Here's his latest:
To New York officials, who simply won't mind their own business, salt and cooking oil might as well be cyanide. New York City "health czar" Thomas Frieden has committed himself to forcibly removing almost half the salt from New Yorkers' diets. And Gov. David Paterson has announced that his new War on Obesity will begin with a statewide expansion of New York City's trans-fats ban. If Paterson succeeds, margarine and shortening will become contraband almost everywhere food is sold in the Empire State.
Anyone familiar with our country's track record on internal "wars" (think drugs and poverty) should be skeptical of anti-fat crusades. Adding a little extra salt to your french fries, or cooking them in an oil that some people find tastier, isn't worthy of government intervention.
The problem isn't a little bit of salt that you sprinkle on your french fries. It's the MASSIVE amounts of sodium that is ubiquitous in our foods. And people die from these things. Martosko's title is "Leave food choices to eaters: Bans don't work. Government should relay safety concerns, and then butt out." What about other enjoyable things people like consuming, like heroin? That would be a VERY popular item if it were legal. It would create a fantastic new market too. It would add to GDP. Poppy farmers could make money. And people like it. Why don't we let the market determine how we handle heroin and have the government butt out?
_ _ _ _
→ What this exercise asks
• 1. Please retype the post on New York's salt and trans-fat bans from "The problem isn't" to "government butt out?".
• 2. In the post on New York's salt and trans-fat bans, what reason does the quoted passage give for being skeptical of anti-fat crusades?

→ Record extracts
_ _ _ _
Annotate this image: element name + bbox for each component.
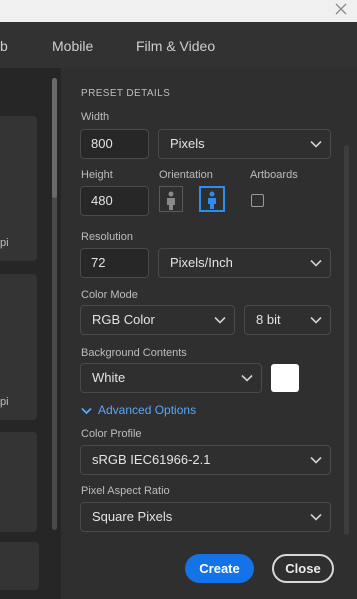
tab-mobile[interactable]: Mobile xyxy=(52,38,93,54)
advanced-options-label: Advanced Options xyxy=(98,403,197,417)
preset-card[interactable] xyxy=(0,432,37,532)
advanced-options-toggle[interactable]: Advanced Options xyxy=(81,403,196,417)
bit-depth-value: 8 bit xyxy=(256,312,281,327)
resolution-label: Resolution xyxy=(81,231,133,243)
preset-list-scroll-thumb[interactable] xyxy=(52,78,57,198)
color-mode-value: RGB Color xyxy=(92,312,155,327)
background-contents-label: Background Contents xyxy=(81,347,187,359)
chevron-down-icon xyxy=(214,316,226,324)
color-profile-value: sRGB IEC61966-2.1 xyxy=(92,452,211,467)
portrait-icon xyxy=(167,191,175,210)
orientation-label: Orientation xyxy=(159,169,213,181)
chevron-down-icon xyxy=(310,259,322,267)
width-unit-value: Pixels xyxy=(170,136,205,151)
bit-depth-select[interactable]: 8 bit xyxy=(244,305,331,335)
artboards-label: Artboards xyxy=(250,169,298,181)
close-icon[interactable] xyxy=(333,1,349,17)
color-profile-select[interactable]: sRGB IEC61966-2.1 xyxy=(80,445,331,475)
section-header: PRESET DETAILS xyxy=(81,88,171,99)
details-scrollbar[interactable] xyxy=(344,145,349,535)
preset-card-label: pi xyxy=(0,396,9,408)
pixel-aspect-ratio-value: Square Pixels xyxy=(92,509,173,524)
color-mode-select[interactable]: RGB Color xyxy=(80,305,235,335)
background-contents-select[interactable]: White xyxy=(80,363,262,393)
category-tabs: b Mobile Film & Video xyxy=(0,22,357,68)
color-mode-label: Color Mode xyxy=(81,289,138,301)
chevron-down-icon xyxy=(81,407,92,415)
chevron-down-icon xyxy=(241,374,253,382)
pixel-aspect-ratio-select[interactable]: Square Pixels xyxy=(80,502,331,532)
width-input[interactable]: 800 xyxy=(80,129,149,159)
background-contents-value: White xyxy=(92,370,126,385)
chevron-down-icon xyxy=(310,456,322,464)
background-color-swatch[interactable] xyxy=(271,364,299,392)
chevron-down-icon xyxy=(310,140,322,148)
tab-film-video[interactable]: Film & Video xyxy=(136,38,215,54)
chevron-down-icon xyxy=(310,513,322,521)
title-bar xyxy=(0,0,357,22)
portrait-orientation-button[interactable] xyxy=(159,186,183,212)
color-profile-label: Color Profile xyxy=(81,428,142,440)
preset-card-label: pi xyxy=(0,237,9,249)
artboards-checkbox[interactable] xyxy=(251,194,264,207)
width-unit-select[interactable]: Pixels xyxy=(158,129,331,159)
chevron-down-icon xyxy=(310,316,322,324)
resolution-input[interactable]: 72 xyxy=(80,248,149,278)
landscape-orientation-button[interactable] xyxy=(199,186,225,212)
resolution-unit-value: Pixels/Inch xyxy=(170,255,233,270)
close-button[interactable]: Close xyxy=(272,554,334,583)
height-input[interactable]: 480 xyxy=(80,186,149,216)
tab-web[interactable]: b xyxy=(0,38,8,54)
height-label: Height xyxy=(81,169,113,181)
create-button[interactable]: Create xyxy=(185,554,254,583)
resolution-unit-select[interactable]: Pixels/Inch xyxy=(158,248,331,278)
preset-card[interactable] xyxy=(0,542,39,590)
pixel-aspect-ratio-label: Pixel Aspect Ratio xyxy=(81,485,170,497)
width-label: Width xyxy=(81,111,110,123)
landscape-icon xyxy=(208,191,216,209)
_ _ _ _
→ Answers for the tasks
• 1.
The problem isn't a little bit of salt that you sprinkle on your french fries. It's the MASSIVE amounts of sodium that is ubiquitous in our foods. And people die from these things. Martosko's title is "Leave food choices to eaters: Bans don't work. Government should relay safety concerns, and then butt out." What about other enjoyable things people like consuming, like heroin? That would be a VERY popular item if it were legal. It would create a fantastic new market too. It would add to GDP. Poppy farmers could make money. And people like it. Why don't we let the market determine how we handle heroin and have the government butt out?

• 2. It points to the country's track record on internal "wars," citing the wars on drugs and poverty. Anyone familiar with that record, it argues, should be skeptical of anti-fat crusades.